**Data to process:**
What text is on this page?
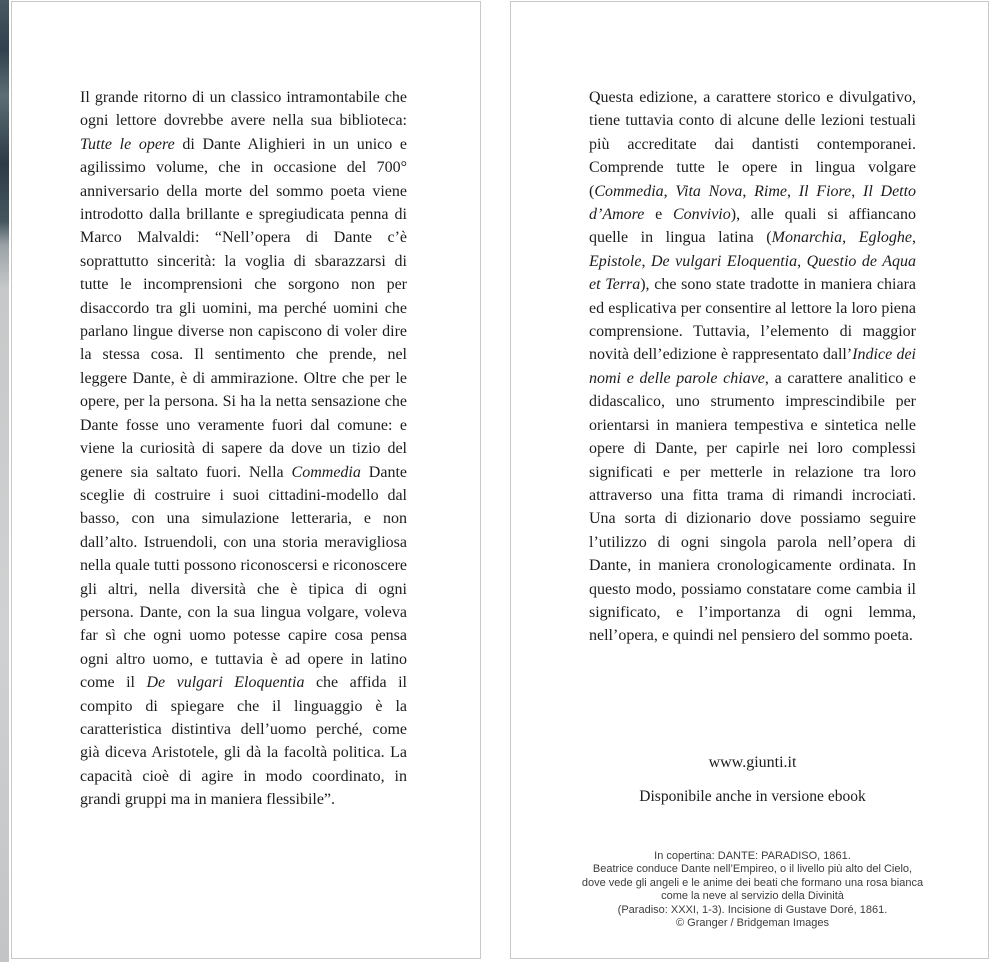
Il grande ritorno di un classico intramontabile che ogni lettore dovrebbe avere nella sua biblioteca: Tutte le opere di Dante Alighieri in un unico e agilissimo volume, che in occasione del 700° anniversario della morte del sommo poeta viene introdotto dalla brillante e spregiudicata penna di Marco Malvaldi: “Nell’opera di Dante c’è soprattutto sincerità: la voglia di sbarazzarsi di tutte le incomprensioni che sorgono non per disaccordo tra gli uomini, ma perché uomini che parlano lingue diverse non capiscono di voler dire la stessa cosa. Il sentimento che prende, nel leggere Dante, è di ammirazione. Oltre che per le opere, per la persona. Si ha la netta sensazione che Dante fosse uno veramente fuori dal comune: e viene la curiosità di sapere da dove un tizio del genere sia saltato fuori. Nella Commedia Dante sceglie di costruire i suoi cittadini-modello dal basso, con una simulazione letteraria, e non dall’alto. Istruendoli, con una storia meravigliosa nella quale tutti possono riconoscersi e riconoscere gli altri, nella diversità che è tipica di ogni persona. Dante, con la sua lingua volgare, voleva far sì che ogni uomo potesse capire cosa pensa ogni altro uomo, e tuttavia è ad opere in latino come il De vulgari Eloquentia che affida il compito di spiegare che il linguaggio è la caratteristica distintiva dell’uomo perché, come già diceva Aristotele, gli dà la facoltà politica. La capacità cioè di agire in modo coordinato, in grandi gruppi ma in maniera flessibile”.
Questa edizione, a carattere storico e divulgativo, tiene tuttavia conto di alcune delle lezioni testuali più accreditate dai dantisti contemporanei. Comprende tutte le opere in lingua volgare (Commedia, Vita Nova, Rime, Il Fiore, Il Detto d’Amore e Convivio), alle quali si affiancano quelle in lingua latina (Monarchia, Egloghe, Epistole, De vulgari Eloquentia, Questio de Aqua et Terra), che sono state tradotte in maniera chiara ed esplicativa per consentire al lettore la loro piena comprensione. Tuttavia, l’elemento di maggior novità dell’edizione è rappresentato dall’Indice dei nomi e delle parole chiave, a carattere analitico e didascalico, uno strumento imprescindibile per orientarsi in maniera tempestiva e sintetica nelle opere di Dante, per capirle nei loro complessi significati e per metterle in relazione tra loro attraverso una fitta trama di rimandi incrociati. Una sorta di dizionario dove possiamo seguire l’utilizzo di ogni singola parola nell’opera di Dante, in maniera cronologicamente ordinata. In questo modo, possiamo constatare come cambia il significato, e l’importanza di ogni lemma, nell’opera, e quindi nel pensiero del sommo poeta.
www.giunti.it
Disponibile anche in versione ebook
In copertina: DANTE: PARADISO, 1861.
Beatrice conduce Dante nell’Empireo, o il livello più alto del Cielo,
dove vede gli angeli e le anime dei beati che formano una rosa bianca
come la neve al servizio della Divinità
(Paradiso: XXXI, 1-3). Incisione di Gustave Doré, 1861.
© Granger / Bridgeman Images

**Exercise directions:** Repeat the listing above exactly, with no pictures.

**Task solution:**
What text is on this page?
Il grande ritorno di un classico intramontabile che ogni lettore dovrebbe avere nella sua biblioteca: Tutte le opere di Dante Alighieri in un unico e agilissimo volume, che in occasione del 700° anniversario della morte del sommo poeta viene introdotto dalla brillante e spregiudicata penna di Marco Malvaldi: “Nell’opera di Dante c’è soprattutto sincerità: la voglia di sbarazzarsi di tutte le incomprensioni che sorgono non per disaccordo tra gli uomini, ma perché uomini che parlano lingue diverse non capiscono di voler dire la stessa cosa. Il sentimento che prende, nel leggere Dante, è di ammirazione. Oltre che per le opere, per la persona. Si ha la netta sensazione che Dante fosse uno veramente fuori dal comune: e viene la curiosità di sapere da dove un tizio del genere sia saltato fuori. Nella Commedia Dante sceglie di costruire i suoi cittadini-modello dal basso, con una simulazione letteraria, e non dall’alto. Istruendoli, con una storia meravigliosa nella quale tutti possono riconoscersi e riconoscere gli altri, nella diversità che è tipica di ogni persona. Dante, con la sua lingua volgare, voleva far sì che ogni uomo potesse capire cosa pensa ogni altro uomo, e tuttavia è ad opere in latino come il De vulgari Eloquentia che affida il compito di spiegare che il linguaggio è la caratteristica distintiva dell’uomo perché, come già diceva Aristotele, gli dà la facoltà politica. La capacità cioè di agire in modo coordinato, in grandi gruppi ma in maniera flessibile”.
Questa edizione, a carattere storico e divulgativo, tiene tuttavia conto di alcune delle lezioni testuali più accreditate dai dantisti contemporanei. Comprende tutte le opere in lingua volgare (Commedia, Vita Nova, Rime, Il Fiore, Il Detto d’Amore e Convivio), alle quali si affiancano quelle in lingua latina (Monarchia, Egloghe, Epistole, De vulgari Eloquentia, Questio de Aqua et Terra), che sono state tradotte in maniera chiara ed esplicativa per consentire al lettore la loro piena comprensione. Tuttavia, l’elemento di maggior novità dell’edizione è rappresentato dall’Indice dei nomi e delle parole chiave, a carattere analitico e didascalico, uno strumento imprescindibile per orientarsi in maniera tempestiva e sintetica nelle opere di Dante, per capirle nei loro complessi significati e per metterle in relazione tra loro attraverso una fitta trama di rimandi incrociati. Una sorta di dizionario dove possiamo seguire l’utilizzo di ogni singola parola nell’opera di Dante, in maniera cronologicamente ordinata. In questo modo, possiamo constatare come cambia il significato, e l’importanza di ogni lemma, nell’opera, e quindi nel pensiero del sommo poeta.
www.giunti.it
Disponibile anche in versione ebook
In copertina: DANTE: PARADISO, 1861.
Beatrice conduce Dante nell’Empireo, o il livello più alto del Cielo,
dove vede gli angeli e le anime dei beati che formano una rosa bianca
come la neve al servizio della Divinità
(Paradiso: XXXI, 1-3). Incisione di Gustave Doré, 1861.
© Granger / Bridgeman Images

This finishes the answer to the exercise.